CAA Nantes, 21 décembre 2017, n° 16NT01141
Le fait que le postulant ait eu recours dans son pays d’origine à GPA est un motif légal de refus de demande de naturalisation en France.
Un homme de nationalité russe avait fait une demande de naturalisation en France. Cette demande a été rejetée par le ministre de l’intérieur au motif qu’il avait eu recours dans son pays d’origine à la gestation pour le compte d’autrui. Il a alors contesté cette décision devant le juge administratif qui a rejeté sa demande que ce soit en première instance ou en appel.
Divers critères sont vérifiés par l’autorité compétente lors d’une demande de naturalisation : l’âge, dix-huit ans (C. civ., art. 21-22), la résidence : une résidence habituelle en France pendant les cinq années qui précèdent le dépôt de la demande (C. civ., art. 21-17), la moralité, soit être de bonnes vie et mœurs et ne pas avoir fait l'objet de certaines condamnations (C. civ., art. 21-23), l'assimilation à la communauté française par une connaissance suffisante de la langue, de l’histoire, de la culture et de la société françaises et des droits et devoirs conférés par la nationalité française ainsi que par l’adhésion aux principes et aux valeurs essentiels de la République (C. civ., art. 21-24).

[JEU DE DONNÉES]
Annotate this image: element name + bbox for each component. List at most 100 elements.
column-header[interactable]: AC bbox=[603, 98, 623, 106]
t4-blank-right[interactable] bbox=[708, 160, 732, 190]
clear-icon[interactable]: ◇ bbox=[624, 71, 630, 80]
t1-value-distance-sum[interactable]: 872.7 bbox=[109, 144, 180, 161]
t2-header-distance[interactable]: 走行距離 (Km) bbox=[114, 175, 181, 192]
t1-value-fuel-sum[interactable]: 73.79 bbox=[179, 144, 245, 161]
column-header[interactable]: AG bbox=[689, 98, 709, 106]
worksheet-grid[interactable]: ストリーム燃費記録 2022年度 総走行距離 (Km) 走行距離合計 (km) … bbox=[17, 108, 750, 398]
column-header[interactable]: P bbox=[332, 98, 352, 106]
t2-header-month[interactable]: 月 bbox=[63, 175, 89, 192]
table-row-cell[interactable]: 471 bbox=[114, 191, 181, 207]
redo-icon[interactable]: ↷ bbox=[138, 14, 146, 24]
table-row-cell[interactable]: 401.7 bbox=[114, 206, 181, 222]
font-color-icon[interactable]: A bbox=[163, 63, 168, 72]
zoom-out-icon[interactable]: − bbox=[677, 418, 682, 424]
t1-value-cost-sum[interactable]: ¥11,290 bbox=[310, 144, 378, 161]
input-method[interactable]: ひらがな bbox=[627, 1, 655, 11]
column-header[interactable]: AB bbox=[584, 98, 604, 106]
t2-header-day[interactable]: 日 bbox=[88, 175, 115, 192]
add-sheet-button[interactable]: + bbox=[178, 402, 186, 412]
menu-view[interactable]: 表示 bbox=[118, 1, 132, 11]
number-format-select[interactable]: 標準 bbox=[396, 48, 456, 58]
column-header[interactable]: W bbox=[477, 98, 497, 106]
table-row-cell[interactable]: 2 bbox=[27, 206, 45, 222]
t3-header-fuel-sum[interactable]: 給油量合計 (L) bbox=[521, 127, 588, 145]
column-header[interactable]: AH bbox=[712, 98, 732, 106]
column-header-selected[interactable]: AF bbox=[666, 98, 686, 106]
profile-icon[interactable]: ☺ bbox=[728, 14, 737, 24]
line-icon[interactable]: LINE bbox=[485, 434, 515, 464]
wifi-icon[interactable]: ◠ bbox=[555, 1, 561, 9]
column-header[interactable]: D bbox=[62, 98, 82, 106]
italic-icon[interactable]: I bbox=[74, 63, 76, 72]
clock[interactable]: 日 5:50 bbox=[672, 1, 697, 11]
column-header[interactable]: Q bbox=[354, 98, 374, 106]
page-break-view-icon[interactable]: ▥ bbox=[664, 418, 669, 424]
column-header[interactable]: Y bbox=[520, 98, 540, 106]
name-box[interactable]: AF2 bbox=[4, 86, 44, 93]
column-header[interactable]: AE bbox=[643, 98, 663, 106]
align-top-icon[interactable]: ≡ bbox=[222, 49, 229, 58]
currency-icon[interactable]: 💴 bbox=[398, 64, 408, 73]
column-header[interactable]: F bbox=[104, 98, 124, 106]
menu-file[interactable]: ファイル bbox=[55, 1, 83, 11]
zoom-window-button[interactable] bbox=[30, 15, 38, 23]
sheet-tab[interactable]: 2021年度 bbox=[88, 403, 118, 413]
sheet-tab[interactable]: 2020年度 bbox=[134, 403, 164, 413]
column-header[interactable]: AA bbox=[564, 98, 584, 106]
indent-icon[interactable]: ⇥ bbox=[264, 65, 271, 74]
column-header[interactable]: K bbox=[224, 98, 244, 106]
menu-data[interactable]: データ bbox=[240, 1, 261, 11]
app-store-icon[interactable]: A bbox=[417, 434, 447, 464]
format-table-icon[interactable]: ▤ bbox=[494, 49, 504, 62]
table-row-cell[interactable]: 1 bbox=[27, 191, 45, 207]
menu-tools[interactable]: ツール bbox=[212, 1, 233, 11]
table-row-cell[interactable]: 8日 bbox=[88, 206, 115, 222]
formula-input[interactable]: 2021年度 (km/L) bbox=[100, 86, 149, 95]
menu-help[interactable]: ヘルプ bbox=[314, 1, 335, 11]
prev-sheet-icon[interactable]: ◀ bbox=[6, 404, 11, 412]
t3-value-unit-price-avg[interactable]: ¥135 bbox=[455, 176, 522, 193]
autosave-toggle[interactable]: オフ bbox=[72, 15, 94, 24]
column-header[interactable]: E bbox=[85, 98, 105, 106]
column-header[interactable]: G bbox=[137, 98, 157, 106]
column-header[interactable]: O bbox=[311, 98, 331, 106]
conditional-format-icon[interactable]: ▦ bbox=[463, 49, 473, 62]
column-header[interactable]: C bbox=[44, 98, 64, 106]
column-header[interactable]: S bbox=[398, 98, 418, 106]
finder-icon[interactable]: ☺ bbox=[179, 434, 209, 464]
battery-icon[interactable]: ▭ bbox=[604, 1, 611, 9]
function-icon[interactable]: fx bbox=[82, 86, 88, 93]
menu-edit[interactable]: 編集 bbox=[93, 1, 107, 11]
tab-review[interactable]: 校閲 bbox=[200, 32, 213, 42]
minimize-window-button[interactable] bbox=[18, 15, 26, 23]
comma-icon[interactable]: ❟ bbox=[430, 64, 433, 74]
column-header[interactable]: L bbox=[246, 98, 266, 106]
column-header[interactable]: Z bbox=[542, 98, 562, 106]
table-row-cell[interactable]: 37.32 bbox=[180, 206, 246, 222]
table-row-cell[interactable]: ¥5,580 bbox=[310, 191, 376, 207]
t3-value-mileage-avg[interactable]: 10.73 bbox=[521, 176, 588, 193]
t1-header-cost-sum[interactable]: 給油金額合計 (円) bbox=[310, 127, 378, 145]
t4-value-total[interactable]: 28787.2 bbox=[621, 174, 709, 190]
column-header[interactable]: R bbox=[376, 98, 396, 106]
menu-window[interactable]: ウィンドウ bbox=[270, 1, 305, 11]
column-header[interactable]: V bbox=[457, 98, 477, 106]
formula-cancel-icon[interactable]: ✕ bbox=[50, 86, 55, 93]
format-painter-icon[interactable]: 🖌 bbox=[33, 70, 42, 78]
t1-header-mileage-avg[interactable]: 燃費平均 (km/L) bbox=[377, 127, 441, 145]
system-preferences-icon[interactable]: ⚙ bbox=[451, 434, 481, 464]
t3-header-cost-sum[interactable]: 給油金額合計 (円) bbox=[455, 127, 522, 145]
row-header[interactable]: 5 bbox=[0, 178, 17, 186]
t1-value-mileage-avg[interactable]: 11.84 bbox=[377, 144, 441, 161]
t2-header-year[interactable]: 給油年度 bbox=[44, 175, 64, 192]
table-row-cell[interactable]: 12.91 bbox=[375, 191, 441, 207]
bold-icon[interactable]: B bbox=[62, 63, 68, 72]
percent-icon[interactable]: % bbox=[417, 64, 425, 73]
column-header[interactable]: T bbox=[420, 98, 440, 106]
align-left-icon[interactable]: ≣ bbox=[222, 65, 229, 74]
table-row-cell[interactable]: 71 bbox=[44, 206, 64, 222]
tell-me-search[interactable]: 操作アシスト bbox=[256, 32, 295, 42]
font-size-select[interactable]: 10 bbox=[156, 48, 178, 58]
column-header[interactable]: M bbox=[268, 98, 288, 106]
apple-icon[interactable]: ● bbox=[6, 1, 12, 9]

[À FAIRE]
1. D'après le texte sur la naturalisation, de quelle nationalité était l'homme qui a fait la demande ?
2. Recopiez mot pour mot le passage du texte sur la naturalisation qui va de "CAA Nantes, 21" jusqu'à "ou en appel.".
3. Quels critères l'autorité compétente vérifie-t-elle lors d'une demande de naturalisation, selon le texte sur la naturalisation ? Donnez-les tous.

[RÉPONSES]
1. Il était de nationalité russe.

2.
CAA Nantes, 21 décembre 2017, n° 16NT01141
Le fait que le postulant ait eu recours dans son pays d’origine à GPA est un motif légal de refus de demande de naturalisation en France.
Un homme de nationalité russe avait fait une demande de naturalisation en France. Cette demande a été rejetée par le ministre de l’intérieur au motif qu’il avait eu recours dans son pays d’origine à la gestation pour le compte d’autrui. Il a alors contesté cette décision devant le juge administratif qui a rejeté sa demande que ce soit en première instance ou en appel.

3. L'âge, la résidence, la moralité et l'assimilation à la communauté française.